## AIM OF THE EXERCISE
Copy out the lines verbatim, from the one containing "candle-body — [1409, 341, 1418, 360]" down to the one containing "ema50-line — [11, 459, 1429, 613]", both included.
====== RECORDS TO USE
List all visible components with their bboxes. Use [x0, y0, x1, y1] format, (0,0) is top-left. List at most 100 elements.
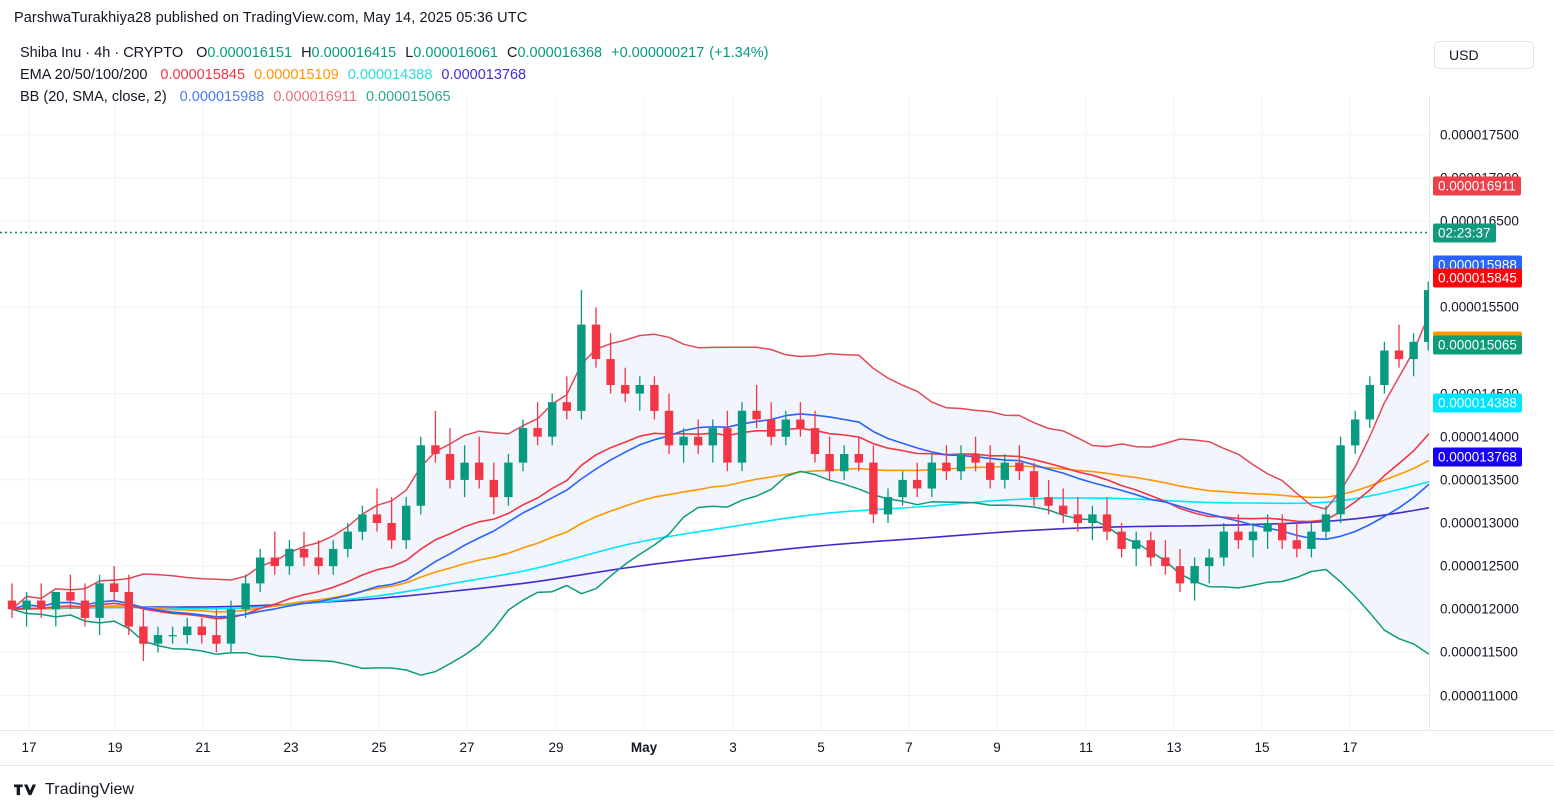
candle-body — [1409, 341, 1418, 360]
candle-body — [460, 462, 469, 480]
candle-body — [548, 402, 557, 437]
candle-body — [1278, 523, 1287, 541]
legend-open-label: O — [196, 45, 208, 61]
tradingview-brand-text: TradingView — [45, 781, 135, 798]
legend-row-bb[interactable]: BB (20, SMA, close, 2) 0.000015988 0.00001… — [20, 86, 769, 108]
candle-body — [737, 410, 747, 463]
legend-ema50-value: 0.000015109 — [254, 67, 339, 83]
candle-body — [372, 514, 382, 523]
candle-body — [869, 462, 878, 515]
candle-body — [1059, 505, 1068, 515]
candle-body — [1102, 514, 1112, 532]
candle-body — [270, 557, 279, 567]
time-axis-tick: 17 — [21, 740, 37, 755]
legend-ema200-value: 0.000013768 — [441, 67, 527, 83]
time-axis-tick: 15 — [1254, 740, 1270, 755]
candle-body — [1015, 462, 1024, 472]
bb-lower-line — [11, 470, 1429, 676]
bb-upper-tag[interactable]: 0.000016911 — [1433, 176, 1521, 196]
legend-interval[interactable]: 4h — [94, 45, 111, 61]
candle-body — [650, 385, 659, 411]
legend-high-value: 0.000016415 — [311, 45, 397, 61]
ema100-tag[interactable]: 0.000014388 — [1433, 393, 1522, 413]
publisher-text: ParshwaTurakhiya28 published on TradingV… — [14, 10, 528, 26]
ema20-tag[interactable]: 0.000015845 — [1433, 268, 1522, 288]
ema50-line — [11, 459, 1429, 613]
chart-plot-area[interactable] — [0, 96, 1429, 730]
legend-ema100-value: 0.000014388 — [347, 67, 433, 83]
candle-body — [1219, 531, 1228, 558]
bb-lower-tag[interactable]: 0.000015065 — [1433, 335, 1522, 355]
tradingview-logo-icon — [14, 784, 36, 795]
candle-body — [1424, 290, 1429, 342]
candle-body — [1117, 531, 1126, 549]
currency-unit-label: USD — [1449, 47, 1479, 63]
candle-body — [1175, 566, 1185, 584]
candle-body — [1336, 445, 1345, 515]
candle-body — [1248, 531, 1258, 541]
legend-symbol[interactable]: Shiba Inu — [20, 45, 82, 61]
candle-body — [796, 419, 805, 429]
candle-body — [197, 626, 206, 636]
time-axis-tick: 13 — [1166, 740, 1182, 755]
candle-body — [343, 531, 352, 549]
candle-body — [489, 479, 498, 498]
bollinger-fill-path — [12, 315, 1429, 676]
ema200-tag[interactable]: 0.000013768 — [1433, 447, 1522, 467]
candle-body — [825, 454, 834, 472]
candle-body — [358, 514, 367, 532]
candle-body — [241, 583, 250, 610]
candle-body — [299, 548, 309, 558]
countdown-tag[interactable]: 02:23:37 — [1433, 223, 1496, 242]
candle-body — [1161, 557, 1170, 567]
candle-body — [1132, 540, 1141, 549]
time-axis-tick: 3 — [729, 740, 737, 755]
price-axis-tick: 0.000013000 — [1440, 515, 1519, 531]
price-axis-tick: 0.000013500 — [1440, 472, 1519, 488]
legend-ema-title[interactable]: EMA 20/50/100/200 — [20, 67, 148, 83]
time-axis-tick: 19 — [107, 740, 123, 755]
candle-body — [314, 557, 323, 567]
candle-body — [7, 600, 17, 610]
time-axis-tick: 25 — [371, 740, 387, 755]
candle-body — [37, 600, 46, 610]
candle-body — [1234, 531, 1243, 541]
price-axis-tick: 0.000011000 — [1440, 688, 1518, 703]
time-axis-tick: 7 — [905, 740, 913, 755]
candle-body — [942, 462, 951, 472]
legend-low-label: L — [405, 45, 414, 61]
candle-body — [810, 428, 820, 454]
candle-body — [504, 462, 513, 498]
candle-body — [606, 359, 615, 385]
price-chart-svg — [0, 96, 1429, 730]
candle-body — [577, 324, 586, 411]
candle-body — [1380, 350, 1389, 385]
candle-body — [752, 410, 761, 420]
candle-body — [883, 497, 893, 515]
candle-body — [285, 548, 294, 567]
candle-body — [927, 462, 936, 489]
time-axis[interactable]: 17 19 21 23 25 27 29 May 3 5 7 9 11 13 15 17 — [0, 730, 1554, 766]
legend-row-symbol[interactable]: Shiba Inu · 4h · CRYPTO O0.000016151 H0.00… — [20, 45, 769, 61]
candle-body — [898, 479, 907, 498]
legend-row-ema[interactable]: EMA 20/50/100/200 0.000015845 0.000015109 0… — [20, 64, 769, 86]
time-axis-tick: 17 — [1342, 740, 1358, 755]
bb-basis-line — [11, 413, 1429, 618]
candle-body — [256, 557, 265, 584]
price-axis[interactable]: 0.0000175000.0000170000.0000165000.00001… — [1429, 96, 1554, 730]
candle-body — [1321, 514, 1331, 532]
candle-body — [51, 592, 60, 610]
candle-body — [387, 523, 396, 541]
price-axis-tick: 0.000012500 — [1440, 558, 1519, 574]
candle-body — [124, 592, 133, 627]
candle-body — [723, 428, 732, 463]
price-axis-tick: 0.000017500 — [1440, 127, 1519, 143]
candle-body — [1000, 462, 1009, 480]
legend-bb-lower-value: 0.000015065 — [365, 89, 451, 105]
currency-unit-button[interactable]: USD — [1434, 41, 1534, 69]
time-axis-tick: 29 — [548, 740, 564, 755]
candle-body — [1394, 350, 1404, 360]
publisher-attribution: ParshwaTurakhiya28 published on TradingV… — [0, 0, 1554, 36]
legend-bb-title[interactable]: BB (20, SMA, close, 2) — [20, 89, 167, 105]
candle-body — [153, 635, 163, 644]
============
## EXERCISE OUTPUT
candle-body — [1409, 341, 1418, 360]
candle-body — [460, 462, 469, 480]
candle-body — [548, 402, 557, 437]
candle-body — [1278, 523, 1287, 541]
legend-open-label: O — [196, 45, 208, 61]
tradingview-brand-text: TradingView — [45, 781, 135, 798]
legend-row-bb[interactable]: BB (20, SMA, close, 2) 0.000015988 0.00001… — [20, 86, 769, 108]
candle-body — [737, 410, 747, 463]
legend-ema50-value: 0.000015109 — [254, 67, 339, 83]
candle-body — [372, 514, 382, 523]
candle-body — [869, 462, 878, 515]
candle-body — [1059, 505, 1068, 515]
candle-body — [1102, 514, 1112, 532]
candle-body — [270, 557, 279, 567]
time-axis-tick: 17 — [21, 740, 37, 755]
legend-ema200-value: 0.000013768 — [441, 67, 527, 83]
time-axis-tick: 15 — [1254, 740, 1270, 755]
candle-body — [1015, 462, 1024, 472]
bb-lower-line — [11, 470, 1429, 676]
bb-upper-tag[interactable]: 0.000016911 — [1433, 176, 1521, 196]
legend-interval[interactable]: 4h — [94, 45, 111, 61]
candle-body — [650, 385, 659, 411]
legend-high-value: 0.000016415 — [311, 45, 397, 61]
ema100-tag[interactable]: 0.000014388 — [1433, 393, 1522, 413]
publisher-text: ParshwaTurakhiya28 published on TradingV… — [14, 10, 528, 26]
ema20-tag[interactable]: 0.000015845 — [1433, 268, 1522, 288]
ema50-line — [11, 459, 1429, 613]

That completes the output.